REQUIRED TASK: Show all lines from the listing below that contain "frac".

TASK INPUTS:
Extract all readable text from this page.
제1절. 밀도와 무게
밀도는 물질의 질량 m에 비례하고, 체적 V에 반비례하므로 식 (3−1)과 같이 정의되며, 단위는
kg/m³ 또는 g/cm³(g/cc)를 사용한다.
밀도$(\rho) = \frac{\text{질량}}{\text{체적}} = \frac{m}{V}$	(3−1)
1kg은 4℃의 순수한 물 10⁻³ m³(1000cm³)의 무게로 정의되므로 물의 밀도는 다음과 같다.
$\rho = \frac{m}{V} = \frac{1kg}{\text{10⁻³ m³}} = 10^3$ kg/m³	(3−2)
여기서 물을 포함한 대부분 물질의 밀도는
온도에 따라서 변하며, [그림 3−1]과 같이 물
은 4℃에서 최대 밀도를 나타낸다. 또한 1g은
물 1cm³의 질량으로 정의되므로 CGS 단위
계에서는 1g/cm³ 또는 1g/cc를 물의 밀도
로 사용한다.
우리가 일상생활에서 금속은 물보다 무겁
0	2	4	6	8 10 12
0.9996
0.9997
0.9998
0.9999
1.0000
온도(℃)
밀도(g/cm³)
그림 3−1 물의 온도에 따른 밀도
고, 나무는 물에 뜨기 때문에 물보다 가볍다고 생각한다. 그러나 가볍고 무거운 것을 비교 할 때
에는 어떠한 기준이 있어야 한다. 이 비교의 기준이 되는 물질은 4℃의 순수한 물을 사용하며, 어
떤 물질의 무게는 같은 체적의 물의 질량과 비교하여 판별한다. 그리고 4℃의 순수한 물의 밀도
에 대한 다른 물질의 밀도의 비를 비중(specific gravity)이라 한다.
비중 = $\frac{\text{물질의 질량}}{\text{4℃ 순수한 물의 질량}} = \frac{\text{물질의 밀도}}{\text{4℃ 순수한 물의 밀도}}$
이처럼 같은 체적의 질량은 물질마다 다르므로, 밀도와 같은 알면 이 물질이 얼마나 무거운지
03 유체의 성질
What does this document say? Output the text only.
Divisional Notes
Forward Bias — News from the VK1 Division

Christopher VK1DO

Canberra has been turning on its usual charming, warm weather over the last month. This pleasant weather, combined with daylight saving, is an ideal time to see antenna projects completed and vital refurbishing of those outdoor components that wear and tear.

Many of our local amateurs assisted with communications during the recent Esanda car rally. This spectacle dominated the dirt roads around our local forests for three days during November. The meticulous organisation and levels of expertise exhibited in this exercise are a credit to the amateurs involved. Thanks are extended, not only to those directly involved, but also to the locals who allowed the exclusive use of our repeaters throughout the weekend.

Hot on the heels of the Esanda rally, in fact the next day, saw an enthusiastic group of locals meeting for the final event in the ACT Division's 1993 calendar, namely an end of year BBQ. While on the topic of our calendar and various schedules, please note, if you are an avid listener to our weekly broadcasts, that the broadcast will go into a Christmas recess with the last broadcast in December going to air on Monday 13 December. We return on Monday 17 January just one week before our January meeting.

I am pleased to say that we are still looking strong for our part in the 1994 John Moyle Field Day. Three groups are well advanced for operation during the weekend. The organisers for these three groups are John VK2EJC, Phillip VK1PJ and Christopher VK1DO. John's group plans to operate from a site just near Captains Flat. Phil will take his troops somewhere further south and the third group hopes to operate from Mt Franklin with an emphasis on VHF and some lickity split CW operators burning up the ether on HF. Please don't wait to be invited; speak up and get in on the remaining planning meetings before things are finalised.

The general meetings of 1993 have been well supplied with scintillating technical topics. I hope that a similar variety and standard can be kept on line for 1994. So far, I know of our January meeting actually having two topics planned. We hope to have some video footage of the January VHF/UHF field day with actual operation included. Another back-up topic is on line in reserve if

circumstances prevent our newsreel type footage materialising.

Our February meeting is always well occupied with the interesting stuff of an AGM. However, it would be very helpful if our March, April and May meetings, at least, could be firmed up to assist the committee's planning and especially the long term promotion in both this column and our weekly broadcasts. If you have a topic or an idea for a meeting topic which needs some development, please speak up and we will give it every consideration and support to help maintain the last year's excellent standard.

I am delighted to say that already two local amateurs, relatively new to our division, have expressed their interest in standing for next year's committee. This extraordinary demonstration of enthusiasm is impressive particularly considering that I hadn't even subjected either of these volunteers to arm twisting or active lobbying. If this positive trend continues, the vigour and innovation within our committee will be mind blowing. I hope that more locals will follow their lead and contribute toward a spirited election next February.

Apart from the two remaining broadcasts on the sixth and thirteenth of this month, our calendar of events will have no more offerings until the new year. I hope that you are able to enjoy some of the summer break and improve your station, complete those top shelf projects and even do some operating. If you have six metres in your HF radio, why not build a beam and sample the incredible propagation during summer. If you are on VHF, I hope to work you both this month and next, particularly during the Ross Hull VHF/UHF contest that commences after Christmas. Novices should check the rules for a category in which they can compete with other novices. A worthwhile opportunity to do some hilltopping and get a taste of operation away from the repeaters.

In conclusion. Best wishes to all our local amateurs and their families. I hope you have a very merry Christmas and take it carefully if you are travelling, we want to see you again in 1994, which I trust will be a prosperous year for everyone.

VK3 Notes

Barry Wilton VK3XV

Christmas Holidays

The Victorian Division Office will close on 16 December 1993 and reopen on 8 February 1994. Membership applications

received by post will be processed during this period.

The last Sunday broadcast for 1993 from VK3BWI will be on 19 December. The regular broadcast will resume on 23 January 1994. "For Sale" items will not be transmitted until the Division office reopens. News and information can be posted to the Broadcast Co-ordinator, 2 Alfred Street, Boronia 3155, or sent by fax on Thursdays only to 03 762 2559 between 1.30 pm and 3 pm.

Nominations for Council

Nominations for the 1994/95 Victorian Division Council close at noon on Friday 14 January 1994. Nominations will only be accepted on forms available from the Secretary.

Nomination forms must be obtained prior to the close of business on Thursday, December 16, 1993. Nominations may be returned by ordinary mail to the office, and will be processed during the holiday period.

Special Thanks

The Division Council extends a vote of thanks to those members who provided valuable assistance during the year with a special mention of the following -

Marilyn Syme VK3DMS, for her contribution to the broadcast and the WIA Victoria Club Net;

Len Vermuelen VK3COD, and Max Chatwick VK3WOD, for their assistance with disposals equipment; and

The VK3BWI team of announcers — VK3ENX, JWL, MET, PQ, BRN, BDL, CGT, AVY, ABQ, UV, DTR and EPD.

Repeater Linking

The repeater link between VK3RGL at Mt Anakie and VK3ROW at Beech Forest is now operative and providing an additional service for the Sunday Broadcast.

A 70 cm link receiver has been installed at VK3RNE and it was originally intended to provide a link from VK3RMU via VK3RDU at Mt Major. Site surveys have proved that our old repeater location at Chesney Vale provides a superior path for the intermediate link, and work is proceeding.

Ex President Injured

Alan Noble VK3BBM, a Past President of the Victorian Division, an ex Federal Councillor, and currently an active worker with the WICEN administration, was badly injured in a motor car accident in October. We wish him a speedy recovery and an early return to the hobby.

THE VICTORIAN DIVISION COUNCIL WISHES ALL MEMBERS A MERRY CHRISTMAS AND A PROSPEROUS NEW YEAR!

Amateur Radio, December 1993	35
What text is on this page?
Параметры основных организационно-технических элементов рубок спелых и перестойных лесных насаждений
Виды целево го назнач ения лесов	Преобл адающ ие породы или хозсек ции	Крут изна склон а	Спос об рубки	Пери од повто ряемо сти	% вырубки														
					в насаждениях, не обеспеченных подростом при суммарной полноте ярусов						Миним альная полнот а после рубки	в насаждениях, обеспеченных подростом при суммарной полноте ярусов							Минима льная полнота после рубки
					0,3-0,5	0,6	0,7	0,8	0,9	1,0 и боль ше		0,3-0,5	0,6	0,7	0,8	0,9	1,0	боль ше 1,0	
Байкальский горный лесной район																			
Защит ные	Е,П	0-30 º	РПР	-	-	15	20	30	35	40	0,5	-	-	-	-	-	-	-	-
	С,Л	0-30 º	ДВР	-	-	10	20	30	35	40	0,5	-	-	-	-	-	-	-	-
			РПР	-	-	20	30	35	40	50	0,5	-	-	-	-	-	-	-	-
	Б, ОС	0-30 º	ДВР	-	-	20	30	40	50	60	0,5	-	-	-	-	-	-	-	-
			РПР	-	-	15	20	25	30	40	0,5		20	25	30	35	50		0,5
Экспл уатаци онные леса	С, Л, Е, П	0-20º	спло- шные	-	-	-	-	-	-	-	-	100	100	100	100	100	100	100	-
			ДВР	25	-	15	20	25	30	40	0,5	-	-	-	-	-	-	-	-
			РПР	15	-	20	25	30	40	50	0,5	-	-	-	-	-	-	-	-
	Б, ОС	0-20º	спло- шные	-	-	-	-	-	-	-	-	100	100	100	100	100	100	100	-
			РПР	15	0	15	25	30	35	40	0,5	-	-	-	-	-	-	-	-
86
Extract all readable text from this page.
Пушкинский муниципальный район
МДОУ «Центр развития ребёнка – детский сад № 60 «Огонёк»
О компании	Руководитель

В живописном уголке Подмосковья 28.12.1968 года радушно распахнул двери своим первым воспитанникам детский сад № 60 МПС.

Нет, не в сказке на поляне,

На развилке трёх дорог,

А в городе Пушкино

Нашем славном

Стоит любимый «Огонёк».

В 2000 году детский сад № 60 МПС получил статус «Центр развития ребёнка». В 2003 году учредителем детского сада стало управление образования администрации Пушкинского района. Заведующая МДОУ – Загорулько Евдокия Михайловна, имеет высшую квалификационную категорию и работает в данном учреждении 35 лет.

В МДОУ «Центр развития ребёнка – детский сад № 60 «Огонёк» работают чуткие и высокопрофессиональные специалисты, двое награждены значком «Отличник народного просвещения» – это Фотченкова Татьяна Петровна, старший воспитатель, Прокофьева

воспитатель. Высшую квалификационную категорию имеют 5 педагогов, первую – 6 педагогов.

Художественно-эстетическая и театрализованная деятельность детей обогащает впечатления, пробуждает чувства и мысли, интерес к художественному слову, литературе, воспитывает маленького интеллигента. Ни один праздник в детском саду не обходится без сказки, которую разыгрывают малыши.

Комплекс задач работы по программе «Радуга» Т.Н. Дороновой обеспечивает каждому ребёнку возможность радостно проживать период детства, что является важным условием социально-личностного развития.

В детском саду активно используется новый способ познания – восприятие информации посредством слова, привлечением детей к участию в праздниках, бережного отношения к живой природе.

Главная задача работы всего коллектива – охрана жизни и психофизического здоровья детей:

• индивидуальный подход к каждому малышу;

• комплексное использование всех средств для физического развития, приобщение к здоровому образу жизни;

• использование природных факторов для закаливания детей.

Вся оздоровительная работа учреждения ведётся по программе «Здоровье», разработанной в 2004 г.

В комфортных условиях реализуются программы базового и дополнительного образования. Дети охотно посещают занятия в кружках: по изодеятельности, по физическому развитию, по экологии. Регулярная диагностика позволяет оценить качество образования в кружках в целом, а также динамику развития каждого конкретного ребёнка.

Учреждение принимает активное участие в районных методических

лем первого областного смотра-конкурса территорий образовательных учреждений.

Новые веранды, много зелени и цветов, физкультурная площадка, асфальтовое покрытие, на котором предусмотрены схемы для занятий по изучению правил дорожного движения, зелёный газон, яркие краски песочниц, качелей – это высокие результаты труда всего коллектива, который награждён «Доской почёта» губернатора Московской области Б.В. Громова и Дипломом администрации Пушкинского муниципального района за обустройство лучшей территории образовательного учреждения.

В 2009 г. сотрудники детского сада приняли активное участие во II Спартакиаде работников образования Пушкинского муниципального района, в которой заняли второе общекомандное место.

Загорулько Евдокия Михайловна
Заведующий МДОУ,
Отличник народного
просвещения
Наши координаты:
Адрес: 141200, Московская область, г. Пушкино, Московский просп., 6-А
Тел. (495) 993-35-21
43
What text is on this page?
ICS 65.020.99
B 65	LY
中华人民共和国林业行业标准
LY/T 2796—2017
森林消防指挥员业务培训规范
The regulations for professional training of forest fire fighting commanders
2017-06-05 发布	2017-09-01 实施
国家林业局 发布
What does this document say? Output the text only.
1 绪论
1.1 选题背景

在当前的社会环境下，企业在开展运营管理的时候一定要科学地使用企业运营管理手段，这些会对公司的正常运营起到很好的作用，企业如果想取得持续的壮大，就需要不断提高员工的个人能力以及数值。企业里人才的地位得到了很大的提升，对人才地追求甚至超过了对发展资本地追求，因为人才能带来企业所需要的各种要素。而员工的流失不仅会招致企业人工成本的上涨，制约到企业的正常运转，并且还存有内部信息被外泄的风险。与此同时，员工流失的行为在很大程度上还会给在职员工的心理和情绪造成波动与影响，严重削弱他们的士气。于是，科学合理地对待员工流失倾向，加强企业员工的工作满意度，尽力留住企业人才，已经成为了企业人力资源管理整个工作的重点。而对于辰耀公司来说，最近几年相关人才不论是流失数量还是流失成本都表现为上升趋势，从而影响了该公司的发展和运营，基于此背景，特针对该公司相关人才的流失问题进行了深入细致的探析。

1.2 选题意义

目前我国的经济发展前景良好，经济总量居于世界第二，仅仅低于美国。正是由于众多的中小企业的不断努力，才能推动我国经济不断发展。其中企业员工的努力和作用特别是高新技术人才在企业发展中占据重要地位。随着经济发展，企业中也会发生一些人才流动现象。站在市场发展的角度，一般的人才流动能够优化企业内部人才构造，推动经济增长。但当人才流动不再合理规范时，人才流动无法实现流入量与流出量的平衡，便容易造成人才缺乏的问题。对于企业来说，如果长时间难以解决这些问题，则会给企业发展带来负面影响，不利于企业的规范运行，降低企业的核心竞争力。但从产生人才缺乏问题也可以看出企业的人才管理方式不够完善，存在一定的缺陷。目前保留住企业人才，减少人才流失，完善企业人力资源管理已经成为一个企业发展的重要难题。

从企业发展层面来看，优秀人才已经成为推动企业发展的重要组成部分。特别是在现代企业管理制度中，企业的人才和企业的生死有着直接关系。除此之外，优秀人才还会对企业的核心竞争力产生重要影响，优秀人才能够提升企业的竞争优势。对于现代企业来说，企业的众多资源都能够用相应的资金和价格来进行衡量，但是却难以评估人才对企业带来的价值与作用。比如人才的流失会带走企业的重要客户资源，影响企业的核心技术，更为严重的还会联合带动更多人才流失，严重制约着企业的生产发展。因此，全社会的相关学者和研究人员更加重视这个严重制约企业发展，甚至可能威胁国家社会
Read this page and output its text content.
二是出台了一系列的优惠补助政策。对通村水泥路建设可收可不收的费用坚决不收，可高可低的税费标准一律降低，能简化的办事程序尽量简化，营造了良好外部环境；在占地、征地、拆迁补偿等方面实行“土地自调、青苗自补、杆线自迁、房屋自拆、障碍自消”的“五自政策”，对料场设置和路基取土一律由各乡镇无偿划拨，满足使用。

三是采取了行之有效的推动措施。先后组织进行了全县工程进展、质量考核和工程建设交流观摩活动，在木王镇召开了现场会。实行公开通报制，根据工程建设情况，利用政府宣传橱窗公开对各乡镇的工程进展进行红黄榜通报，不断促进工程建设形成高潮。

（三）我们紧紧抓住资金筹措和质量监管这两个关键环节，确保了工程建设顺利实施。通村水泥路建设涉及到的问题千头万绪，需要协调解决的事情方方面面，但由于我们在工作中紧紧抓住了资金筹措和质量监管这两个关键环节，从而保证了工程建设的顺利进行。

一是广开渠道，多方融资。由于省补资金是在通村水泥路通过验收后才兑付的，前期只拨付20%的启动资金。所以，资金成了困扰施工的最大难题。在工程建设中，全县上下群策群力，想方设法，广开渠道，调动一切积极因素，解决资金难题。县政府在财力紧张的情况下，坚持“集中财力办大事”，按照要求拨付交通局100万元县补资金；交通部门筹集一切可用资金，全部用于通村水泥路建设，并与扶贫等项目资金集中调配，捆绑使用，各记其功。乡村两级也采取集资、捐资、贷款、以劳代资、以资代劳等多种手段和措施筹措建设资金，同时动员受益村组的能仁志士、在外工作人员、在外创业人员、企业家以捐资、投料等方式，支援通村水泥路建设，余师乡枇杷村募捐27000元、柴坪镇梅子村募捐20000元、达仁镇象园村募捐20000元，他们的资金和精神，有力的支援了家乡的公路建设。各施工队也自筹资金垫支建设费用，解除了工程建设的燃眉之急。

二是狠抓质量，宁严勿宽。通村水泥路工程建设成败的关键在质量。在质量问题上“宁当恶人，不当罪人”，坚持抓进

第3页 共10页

EXERCISE ANSWER:
밀도$(\rho) = \frac{\text{질량}}{\text{체적}} = \frac{m}{V}$	(3−1)
$\rho = \frac{m}{V} = \frac{1kg}{\text{10⁻³ m³}} = 10^3$ kg/m³	(3−2)
비중 = $\frac{\text{물질의 질량}}{\text{4℃ 순수한 물의 질량}} = \frac{\text{물질의 밀도}}{\text{4℃ 순수한 물의 밀도}}$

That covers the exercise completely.